Written task -
Quote every line as written. Omit pictures.

Material supplied -
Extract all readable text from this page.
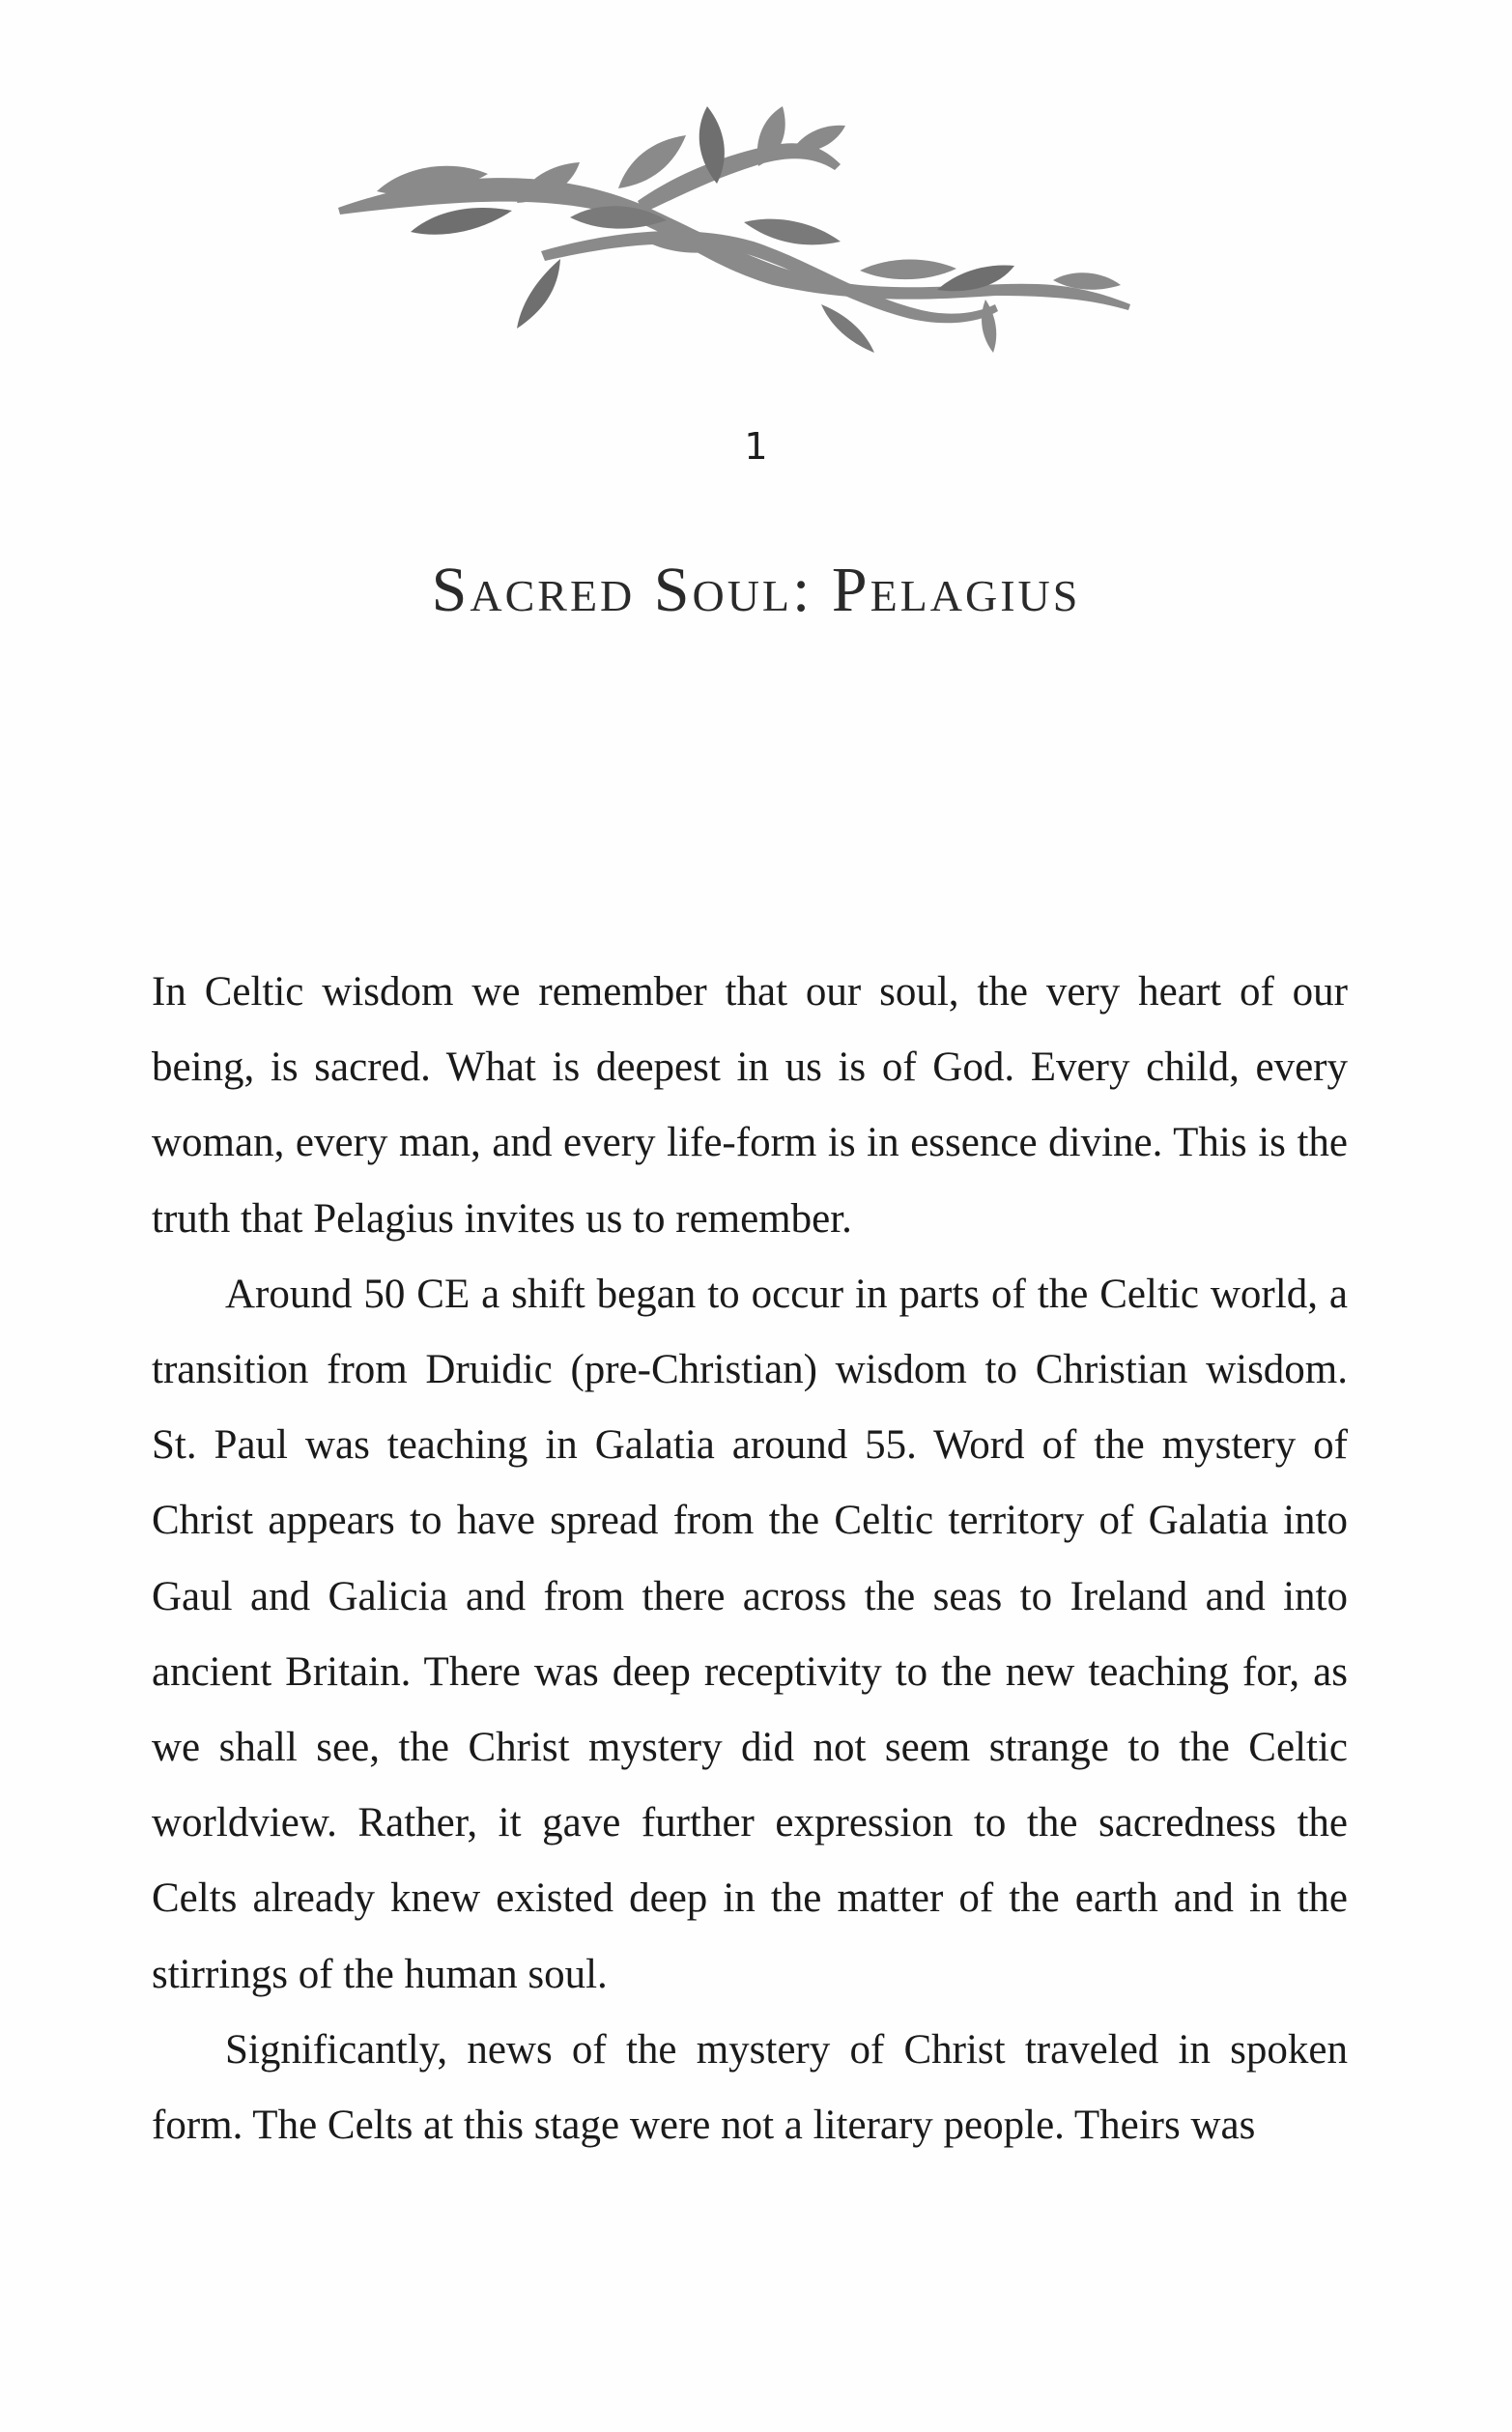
1
Sacred Soul: Pelagius

In Celtic wisdom we remember that our soul, the very heart of our being, is sacred. What is deepest in us is of God. Every child, every woman, every man, and every life-form is in essence divine. This is the truth that Pelagius invites us to remember.

Around 50 CE a shift began to occur in parts of the Celtic world, a transition from Druidic (pre-Christian) wisdom to Christian wisdom. St. Paul was teaching in Galatia around 55. Word of the mystery of Christ appears to have spread from the Celtic territory of Galatia into Gaul and Galicia and from there across the seas to Ireland and into ancient Britain. There was deep receptivity to the new teaching for, as we shall see, the Christ mystery did not seem strange to the Celtic worldview. Rather, it gave further expression to the sacredness the Celts already knew existed deep in the matter of the earth and in the stirrings of the human soul.

Significantly, news of the mystery of Christ traveled in spoken form. The Celts at this stage were not a literary people. Theirs was
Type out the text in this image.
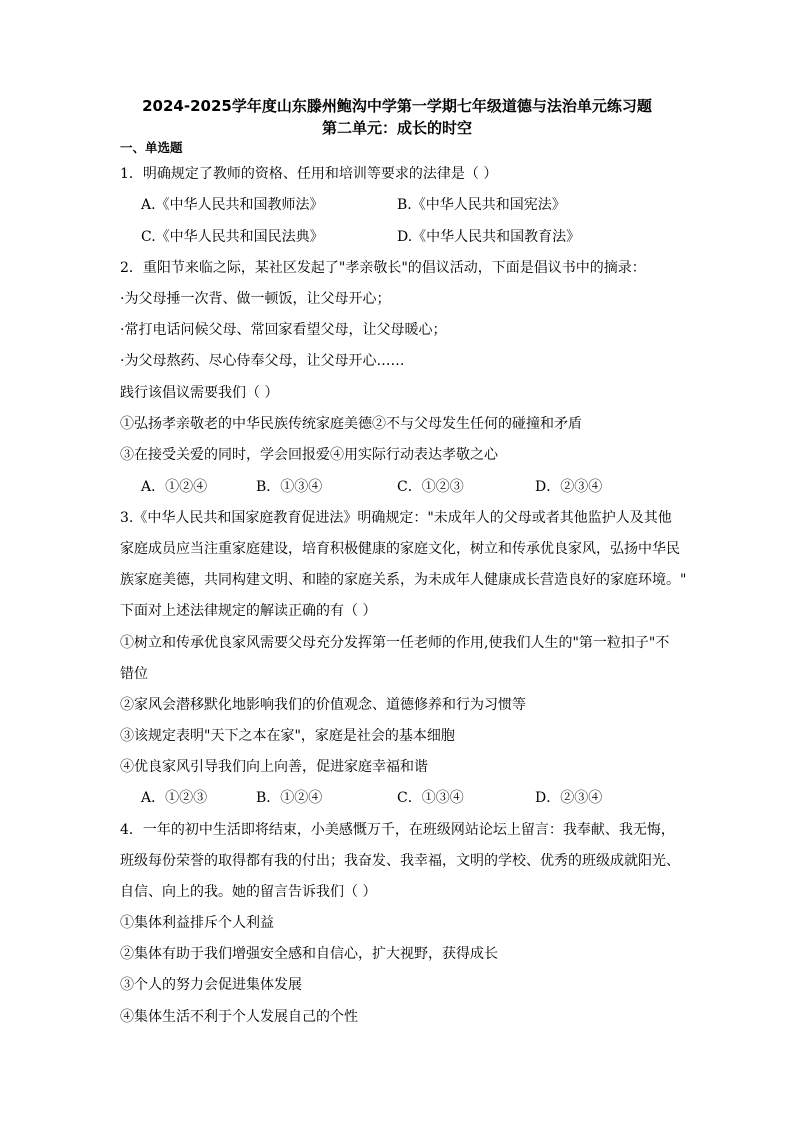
2024-2025学年度山东滕州鲍沟中学第一学期七年级道德与法治单元练习题
第二单元：成长的时空
一、单选题
1．明确规定了教师的资格、任用和培训等要求的法律是（ ）
A.《中华人民共和国教师法》	B.《中华人民共和国宪法》
C.《中华人民共和国民法典》	D.《中华人民共和国教育法》
2．重阳节来临之际，某社区发起了"孝亲敬长"的倡议活动，下面是倡议书中的摘录：
·为父母捶一次背、做一顿饭，让父母开心；
·常打电话问候父母、常回家看望父母，让父母暖心；
·为父母熬药、尽心侍奉父母，让父母开心……
践行该倡议需要我们（ ）
①弘扬孝亲敬老的中华民族传统家庭美德②不与父母发生任何的碰撞和矛盾
③在接受关爱的同时，学会回报爱④用实际行动表达孝敬之心
A．①②④	B．①③④	C．①②③	D．②③④
3.《中华人民共和国家庭教育促进法》明确规定："未成年人的父母或者其他监护人及其他
家庭成员应当注重家庭建设，培育积极健康的家庭文化，树立和传承优良家风，弘扬中华民
族家庭美德，共同构建文明、和睦的家庭关系，为未成年人健康成长营造良好的家庭环境。"
下面对上述法律规定的解读正确的有（ ）
①树立和传承优良家风需要父母充分发挥第一任老师的作用,使我们人生的"第一粒扣子"不
错位
②家风会潜移默化地影响我们的价值观念、道德修养和行为习惯等
③该规定表明"天下之本在家"，家庭是社会的基本细胞
④优良家风引导我们向上向善，促进家庭幸福和谐
A．①②③	B．①②④	C．①③④	D．②③④
4．一年的初中生活即将结束，小美感慨万千，在班级网站论坛上留言：我奉献、我无悔，
班级每份荣誉的取得都有我的付出；我奋发、我幸福，文明的学校、优秀的班级成就阳光、
自信、向上的我。她的留言告诉我们（ ）
①集体利益排斥个人利益
②集体有助于我们增强安全感和自信心，扩大视野，获得成长
③个人的努力会促进集体发展
④集体生活不利于个人发展自己的个性
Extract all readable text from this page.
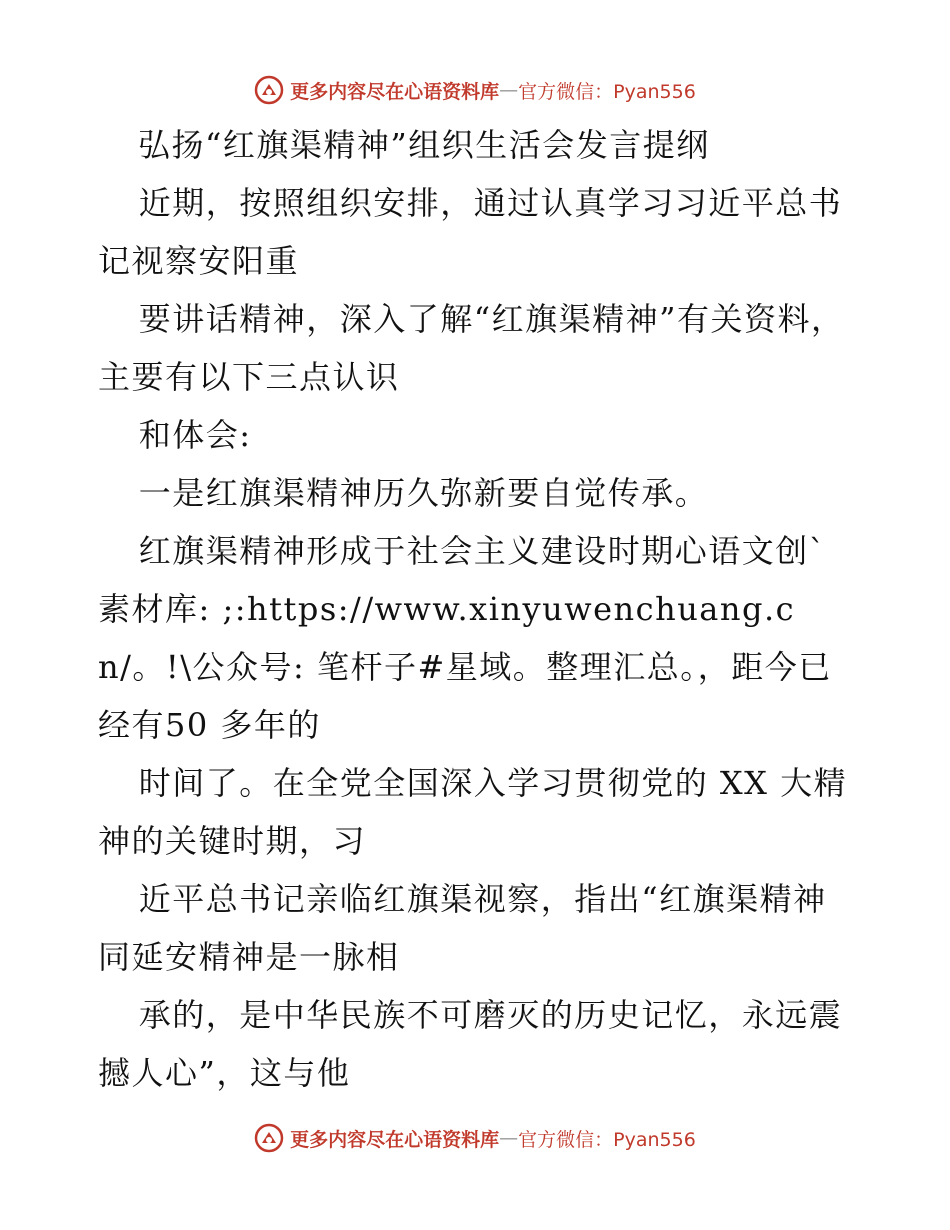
更多内容尽在心语资料库 — 官方微信：Pyan556

弘扬“红旗渠精神”组织生活会发言提纲

近期，按照组织安排，通过认真学习习近平总书记视察安阳重

要讲话精神，深入了解“红旗渠精神”有关资料，主要有以下三点认识

和体会:

一是红旗渠精神历久弥新要自觉传承。

红旗渠精神形成于社会主义建设时期心语文创`素材库: ;:https://www.xinyuwenchuang.cn/。!\公众号: 笔杆子#星域。整理汇总。，距今已经有50 多年的

时间了。在全党全国深入学习贯彻党的 XX 大精神的关键时期，习

近平总书记亲临红旗渠视察，指出“红旗渠精神同延安精神是一脉相

承的，是中华民族不可磨灭的历史记忆，永远震撼人心”，这与他

更多内容尽在心语资料库 — 官方微信：Pyan556
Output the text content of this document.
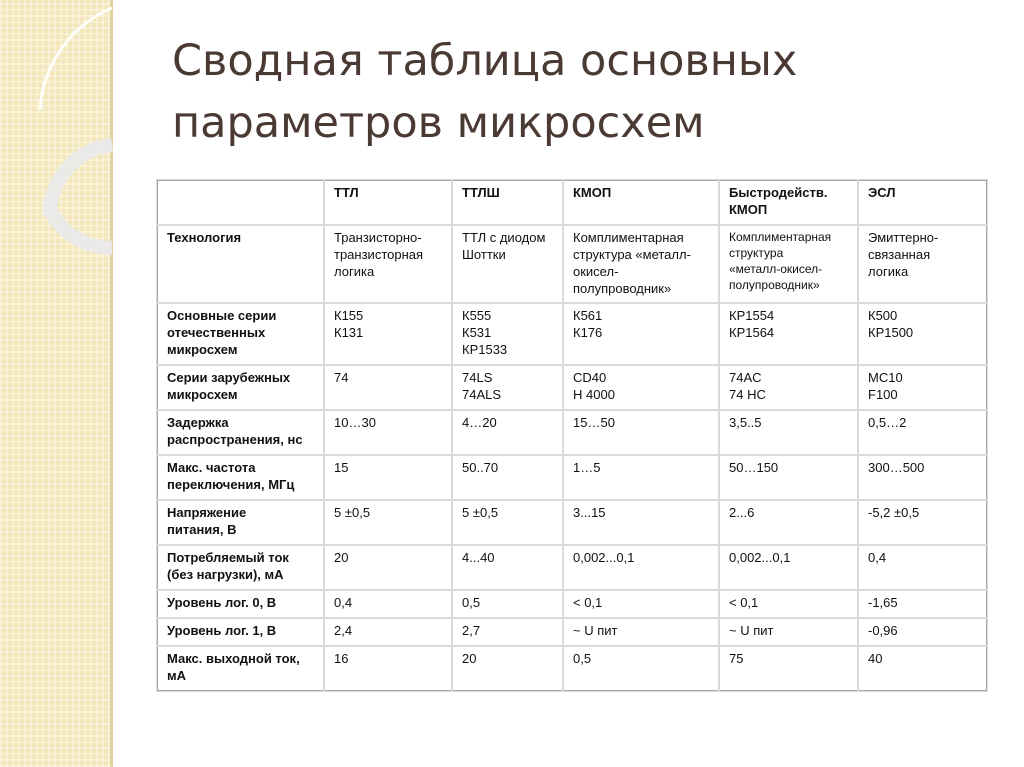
Сводная таблица основных
параметров микросхем
	ТТЛ	ТТЛШ	КМОП	Быстродейств. КМОП	ЭСЛ

Технология	Транзисторно-
транзисторная
логика	ТТЛ с диодом
Шоттки	Комплиментарная
структура «металл-
окисел-
полупроводник»	Комплиментарная
структура
«металл-окисел-
полупроводник»	Эмиттерно-
связанная
логика

Основные серии
отечественных
микросхем	К155
К131	К555
К531
КР1533	К561
К176	КР1554
КР1564	К500
КР1500

Серии зарубежных
микросхем	74	74LS
74ALS	CD40
H 4000	74AC
74 HC	MC10
F100

Задержка
распространения, нс	10…30	4…20	15…50	3,5..5	0,5…2

Макс. частота
переключения, МГц	15	50..70	1…5	50…150	300…500

Напряжение
питания, В	5 ±0,5	5 ±0,5	3...15	2...6	-5,2 ±0,5

Потребляемый ток
(без нагрузки), мА	20	4...40	0,002...0,1	0,002...0,1	0,4

Уровень лог. 0, В	0,4	0,5	< 0,1	< 0,1	-1,65

Уровень лог. 1, В	2,4	2,7	~ U пит	~ U пит	-0,96

Макс. выходной ток,
мА	16	20	0,5	75	40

Final result -
Extract all readable text from this page.
1
Sacred Soul: Pelagius

In Celtic wisdom we remember that our soul, the very heart of our being, is sacred. What is deepest in us is of God. Every child, every woman, every man, and every life-form is in essence divine. This is the truth that Pelagius invites us to remember.

Around 50 CE a shift began to occur in parts of the Celtic world, a transition from Druidic (pre-Christian) wisdom to Christian wisdom. St. Paul was teaching in Galatia around 55. Word of the mystery of Christ appears to have spread from the Celtic territory of Galatia into Gaul and Galicia and from there across the seas to Ireland and into ancient Britain. There was deep receptivity to the new teaching for, as we shall see, the Christ mystery did not seem strange to the Celtic worldview. Rather, it gave further expression to the sacredness the Celts already knew existed deep in the matter of the earth and in the stirrings of the human soul.

Significantly, news of the mystery of Christ traveled in spoken form. The Celts at this stage were not a literary people. Theirs was
Type out the text in this image.
2024-2025学年度山东滕州鲍沟中学第一学期七年级道德与法治单元练习题
第二单元：成长的时空
一、单选题
1．明确规定了教师的资格、任用和培训等要求的法律是（ ）
A.《中华人民共和国教师法》	B.《中华人民共和国宪法》
C.《中华人民共和国民法典》	D.《中华人民共和国教育法》
2．重阳节来临之际，某社区发起了"孝亲敬长"的倡议活动，下面是倡议书中的摘录：
·为父母捶一次背、做一顿饭，让父母开心；
·常打电话问候父母、常回家看望父母，让父母暖心；
·为父母熬药、尽心侍奉父母，让父母开心……
践行该倡议需要我们（ ）
①弘扬孝亲敬老的中华民族传统家庭美德②不与父母发生任何的碰撞和矛盾
③在接受关爱的同时，学会回报爱④用实际行动表达孝敬之心
A．①②④	B．①③④	C．①②③	D．②③④
3.《中华人民共和国家庭教育促进法》明确规定："未成年人的父母或者其他监护人及其他
家庭成员应当注重家庭建设，培育积极健康的家庭文化，树立和传承优良家风，弘扬中华民
族家庭美德，共同构建文明、和睦的家庭关系，为未成年人健康成长营造良好的家庭环境。"
下面对上述法律规定的解读正确的有（ ）
①树立和传承优良家风需要父母充分发挥第一任老师的作用,使我们人生的"第一粒扣子"不
错位
②家风会潜移默化地影响我们的价值观念、道德修养和行为习惯等
③该规定表明"天下之本在家"，家庭是社会的基本细胞
④优良家风引导我们向上向善，促进家庭幸福和谐
A．①②③	B．①②④	C．①③④	D．②③④
4．一年的初中生活即将结束，小美感慨万千，在班级网站论坛上留言：我奉献、我无悔，
班级每份荣誉的取得都有我的付出；我奋发、我幸福，文明的学校、优秀的班级成就阳光、
自信、向上的我。她的留言告诉我们（ ）
①集体利益排斥个人利益
②集体有助于我们增强安全感和自信心，扩大视野，获得成长
③个人的努力会促进集体发展
④集体生活不利于个人发展自己的个性
Extract all readable text from this page.
更多内容尽在心语资料库 — 官方微信：Pyan556

弘扬“红旗渠精神”组织生活会发言提纲

近期，按照组织安排，通过认真学习习近平总书记视察安阳重

要讲话精神，深入了解“红旗渠精神”有关资料，主要有以下三点认识

和体会:

一是红旗渠精神历久弥新要自觉传承。

红旗渠精神形成于社会主义建设时期心语文创`素材库: ;:https://www.xinyuwenchuang.cn/。!\公众号: 笔杆子#星域。整理汇总。，距今已经有50 多年的

时间了。在全党全国深入学习贯彻党的 XX 大精神的关键时期，习

近平总书记亲临红旗渠视察，指出“红旗渠精神同延安精神是一脉相

承的，是中华民族不可磨灭的历史记忆，永远震撼人心”，这与他

更多内容尽在心语资料库 — 官方微信：Pyan556
Output the text content of this document.
Сводная таблица основных
параметров микросхем
	ТТЛ	ТТЛШ	КМОП	Быстродейств. КМОП	ЭСЛ

Технология	Транзисторно-
транзисторная
логика	ТТЛ с диодом
Шоттки	Комплиментарная
структура «металл-
окисел-
полупроводник»	Комплиментарная
структура
«металл-окисел-
полупроводник»	Эмиттерно-
связанная
логика

Основные серии
отечественных
микросхем	К155
К131	К555
К531
КР1533	К561
К176	КР1554
КР1564	К500
КР1500

Серии зарубежных
микросхем	74	74LS
74ALS	CD40
H 4000	74AC
74 HC	MC10
F100

Задержка
распространения, нс	10…30	4…20	15…50	3,5..5	0,5…2

Макс. частота
переключения, МГц	15	50..70	1…5	50…150	300…500

Напряжение
питания, В	5 ±0,5	5 ±0,5	3...15	2...6	-5,2 ±0,5

Потребляемый ток
(без нагрузки), мА	20	4...40	0,002...0,1	0,002...0,1	0,4

Уровень лог. 0, В	0,4	0,5	< 0,1	< 0,1	-1,65

Уровень лог. 1, В	2,4	2,7	~ U пит	~ U пит	-0,96

Макс. выходной ток,
мА	16	20	0,5	75	40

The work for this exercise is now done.